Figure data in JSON
+--
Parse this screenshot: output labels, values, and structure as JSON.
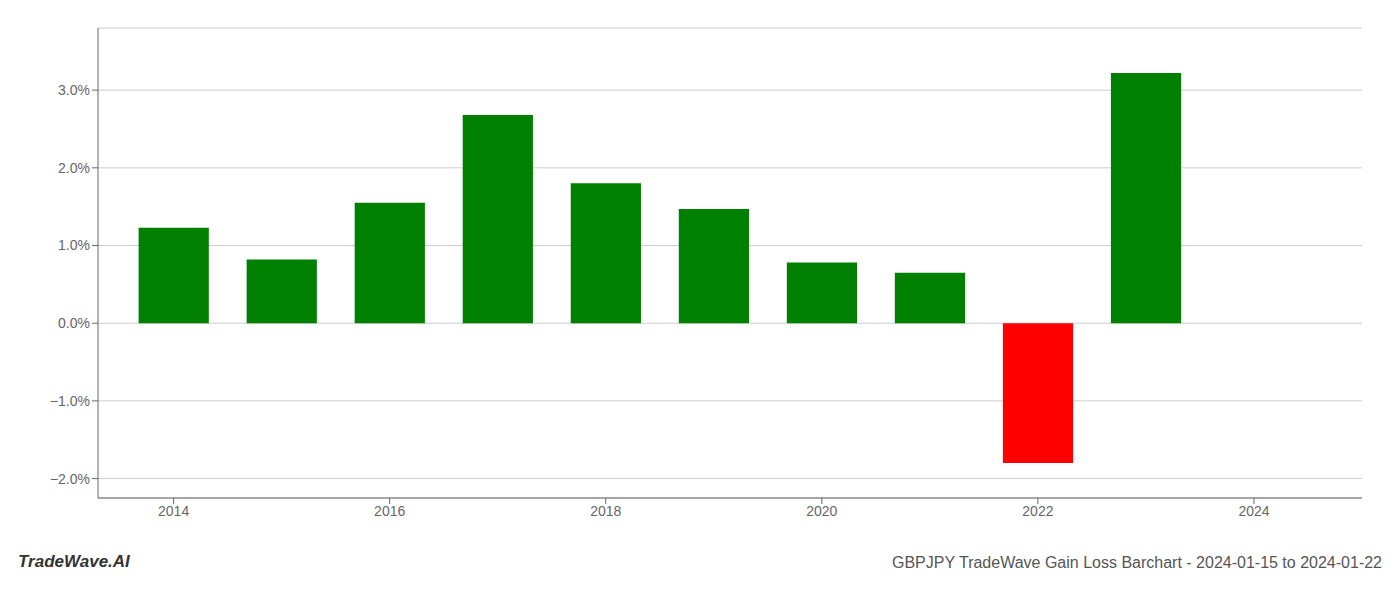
{
  "chart_data": {
    "type": "bar",
    "title": "GBPJPY TradeWave Gain Loss Barchart - 2024-01-15 to 2024-01-22",
    "annotations": [
      "TradeWave.AI"
    ],
    "x": [
      2014,
      2015,
      2016,
      2017,
      2018,
      2019,
      2020,
      2021,
      2022,
      2023
    ],
    "values": [
      0.0123,
      0.0082,
      0.0155,
      0.0268,
      0.018,
      0.0147,
      0.0078,
      0.0065,
      -0.018,
      0.0322
    ],
    "colors": [
      "#008000",
      "#008000",
      "#008000",
      "#008000",
      "#008000",
      "#008000",
      "#008000",
      "#008000",
      "#ff0000",
      "#008000"
    ],
    "xlim": [
      2013.3,
      2025.0
    ],
    "xticks": [
      2014,
      2016,
      2018,
      2020,
      2022,
      2024
    ],
    "ylim": [
      -0.0225,
      0.038
    ],
    "yticks": [
      {
        "value": -0.02,
        "label": "−2.0%"
      },
      {
        "value": -0.01,
        "label": "−1.0%"
      },
      {
        "value": 0,
        "label": "0.0%"
      },
      {
        "value": 0.01,
        "label": "1.0%"
      },
      {
        "value": 0.02,
        "label": "2.0%"
      },
      {
        "value": 0.03,
        "label": "3.0%"
      }
    ],
    "grid": true
  }
}
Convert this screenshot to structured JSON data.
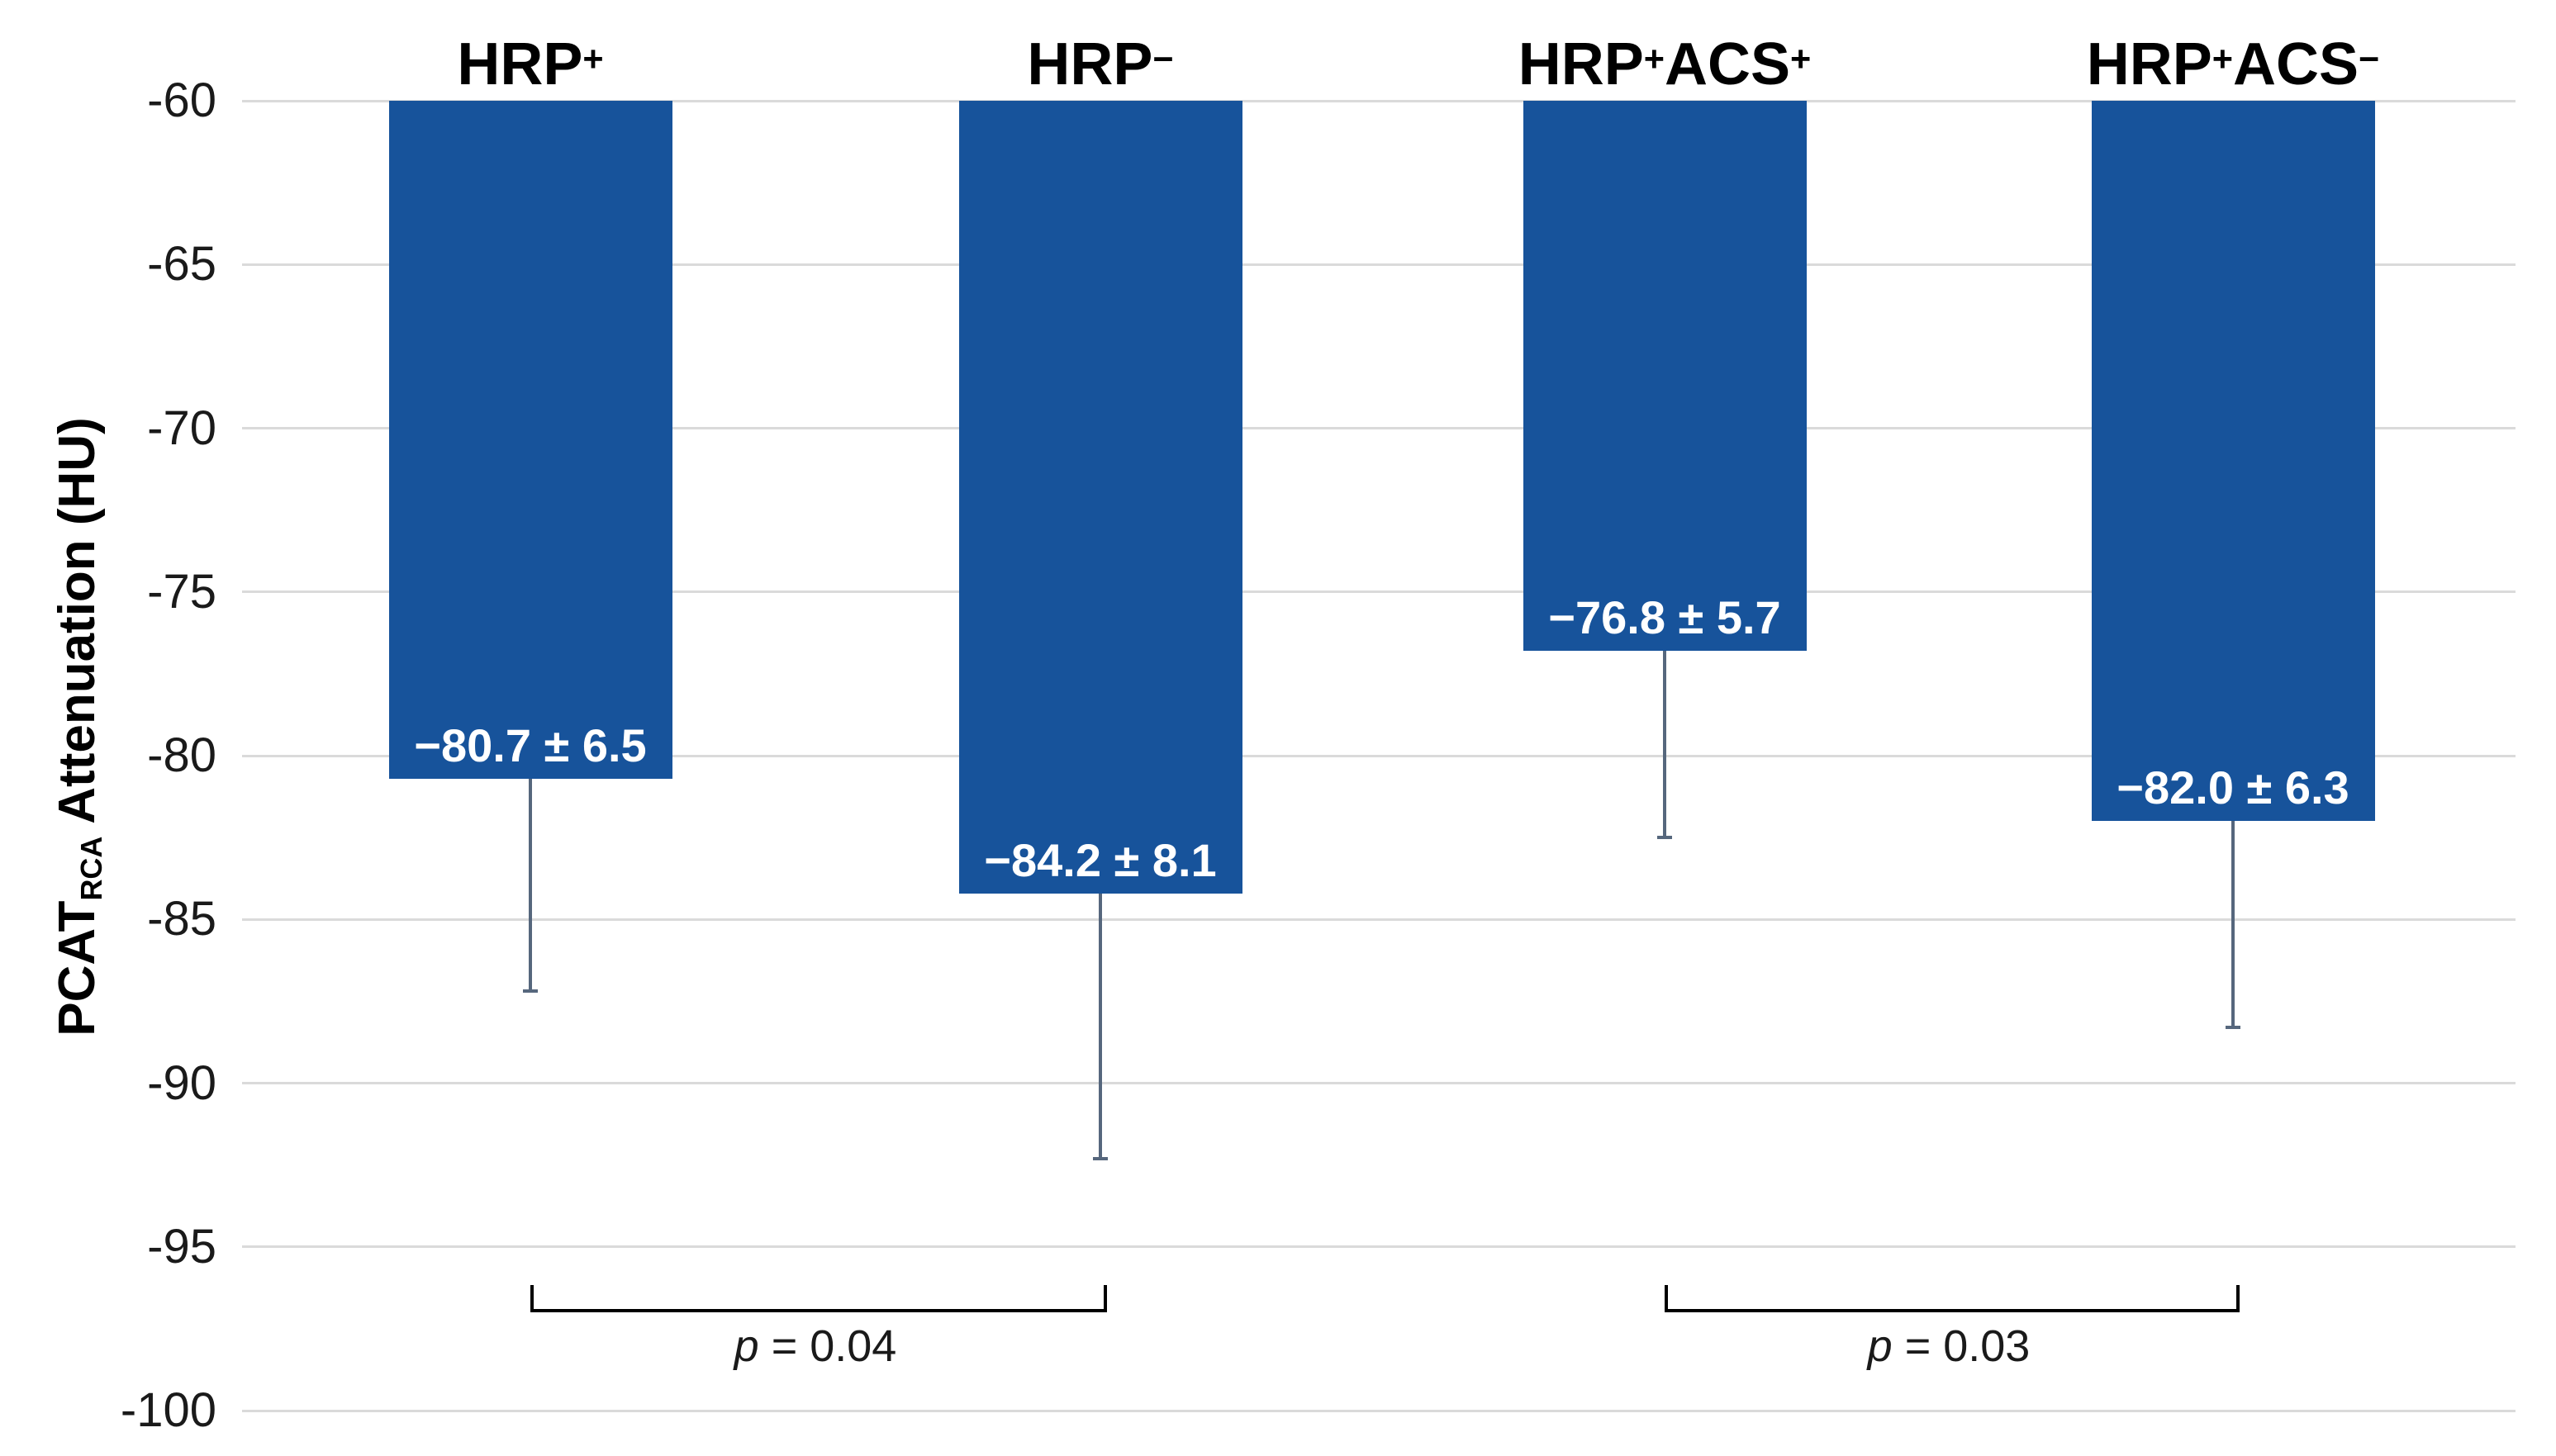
{
  "figure": {
    "y_axis_title": {
      "prefix": "PCAT",
      "subscript": "RCA",
      "suffix": " Attenuation (HU)"
    }
  },
  "chart_data": {
    "type": "bar",
    "title": "",
    "ylabel": "PCAT RCA Attenuation (HU)",
    "ylim": [
      -100,
      -60
    ],
    "grid": true,
    "legend_position": "none",
    "y_ticks": [
      {
        "value": -60,
        "label": "-60"
      },
      {
        "value": -65,
        "label": "-65"
      },
      {
        "value": -70,
        "label": "-70"
      },
      {
        "value": -75,
        "label": "-75"
      },
      {
        "value": -80,
        "label": "-80"
      },
      {
        "value": -85,
        "label": "-85"
      },
      {
        "value": -90,
        "label": "-90"
      },
      {
        "value": -95,
        "label": "-95"
      },
      {
        "value": -100,
        "label": "-100"
      }
    ],
    "categories": [
      {
        "name": "HRP+",
        "segments": [
          {
            "text": "HRP",
            "sup": "+"
          }
        ]
      },
      {
        "name": "HRP-",
        "segments": [
          {
            "text": "HRP",
            "sup": "−"
          }
        ]
      },
      {
        "name": "HRP+ACS+",
        "segments": [
          {
            "text": "HRP",
            "sup": "+"
          },
          {
            "text": "ACS",
            "sup": "+"
          }
        ]
      },
      {
        "name": "HRP+ACS-",
        "segments": [
          {
            "text": "HRP",
            "sup": "+"
          },
          {
            "text": "ACS",
            "sup": "−"
          }
        ]
      }
    ],
    "series": [
      {
        "name": "PCAT RCA attenuation",
        "values": [
          -80.7,
          -84.2,
          -76.8,
          -82.0
        ],
        "sd": [
          6.5,
          8.1,
          5.7,
          6.3
        ],
        "bar_labels": [
          "−80.7 ± 6.5",
          "−84.2 ± 8.1",
          "−76.8 ± 5.7",
          "−82.0 ± 6.3"
        ]
      }
    ],
    "annotations": [
      {
        "type": "significance-bracket",
        "between": [
          0,
          1
        ],
        "p_symbol": "p",
        "p_text": " = 0.04",
        "label": "p = 0.04"
      },
      {
        "type": "significance-bracket",
        "between": [
          2,
          3
        ],
        "p_symbol": "p",
        "p_text": " = 0.03",
        "label": "p = 0.03"
      }
    ],
    "colors": {
      "bar": "#17539B",
      "error_bar": "#56677D",
      "gridline": "#DADADA",
      "bracket": "#000000",
      "bar_label_text": "#FFFFFF",
      "axis_text": "#1A1A1A"
    }
  }
}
+--
YOUR OBJECTIVE:
Identify the lines above that contain the word "name", then copy them.

TASK SOLUTION:
        "name": "HRP+",
        "name": "HRP-",
        "name": "HRP+ACS+",
        "name": "HRP+ACS-",
        "name": "PCAT RCA attenuation",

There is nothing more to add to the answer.